◆ Problem description ◆
Return the full listing character for character, without its pictures.

START Records for this task

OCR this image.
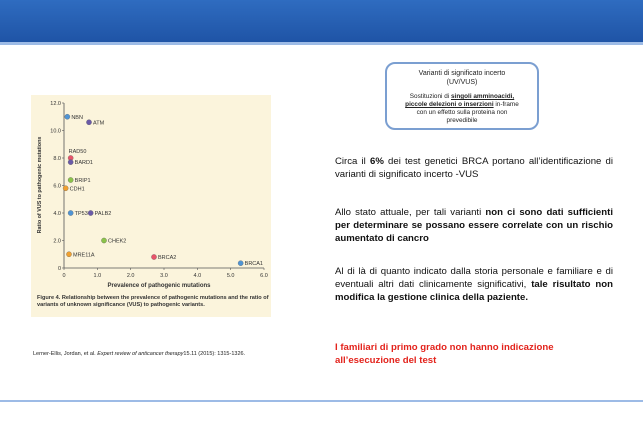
0	1.0	2.0	3.0	4.0	5.0	6.0
0
2.0
4.0
6.0
8.0
10.0
12.0
NBN
ATM
RAD50
BARD1
BRIP1
CDH1
TP53 PALB2
CHEK2
MRE11A	BRCA2
BRCA1
Prevalence of pathogenic mutations
Ratio of VUS to pathogenic mutations
Figure 4. Relationship between the prevalence of pathogenic mutations and the ratio of variants of unknown significance (VUS) to pathogenic variants.
Lerner-Ellis, Jordan, et al. Expert review of anticancer therapy15.11 (2015): 1315-1326.
Varianti di significato incerto
(UV/VUS)
Sostituzioni di singoli amminoacidi,
piccole delezioni o inserzioni in-frame
con un effetto sulla proteina non
prevedibile
Circa il 6% dei test genetici BRCA portano all’identificazione di varianti di significato incerto -VUS
Allo stato attuale, per tali varianti non ci sono dati sufficienti per determinare se possano essere correlate con un rischio aumentato di cancro
Al di là di quanto indicato dalla storia personale e familiare e di eventuali altri dati clinicamente significativi, tale risultato non modifica la gestione clinica della paziente.
I familiari di primo grado non hanno indicazione all’esecuzione del test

END Records for this task

◆ Answer section ◆
OCR this image.
0	1.0	2.0	3.0	4.0	5.0	6.0
0
2.0
4.0
6.0
8.0
10.0
12.0
NBN
ATM
RAD50
BARD1
BRIP1
CDH1
TP53 PALB2
CHEK2
MRE11A	BRCA2
BRCA1
Prevalence of pathogenic mutations
Ratio of VUS to pathogenic mutations
Figure 4. Relationship between the prevalence of pathogenic mutations and the ratio of variants of unknown significance (VUS) to pathogenic variants.
Lerner-Ellis, Jordan, et al. Expert review of anticancer therapy15.11 (2015): 1315-1326.
Varianti di significato incerto
(UV/VUS)
Sostituzioni di singoli amminoacidi,
piccole delezioni o inserzioni in-frame
con un effetto sulla proteina non
prevedibile
Circa il 6% dei test genetici BRCA portano all’identificazione di varianti di significato incerto -VUS
Allo stato attuale, per tali varianti non ci sono dati sufficienti per determinare se possano essere correlate con un rischio aumentato di cancro
Al di là di quanto indicato dalla storia personale e familiare e di eventuali altri dati clinicamente significativi, tale risultato non modifica la gestione clinica della paziente.
I familiari di primo grado non hanno indicazione all’esecuzione del test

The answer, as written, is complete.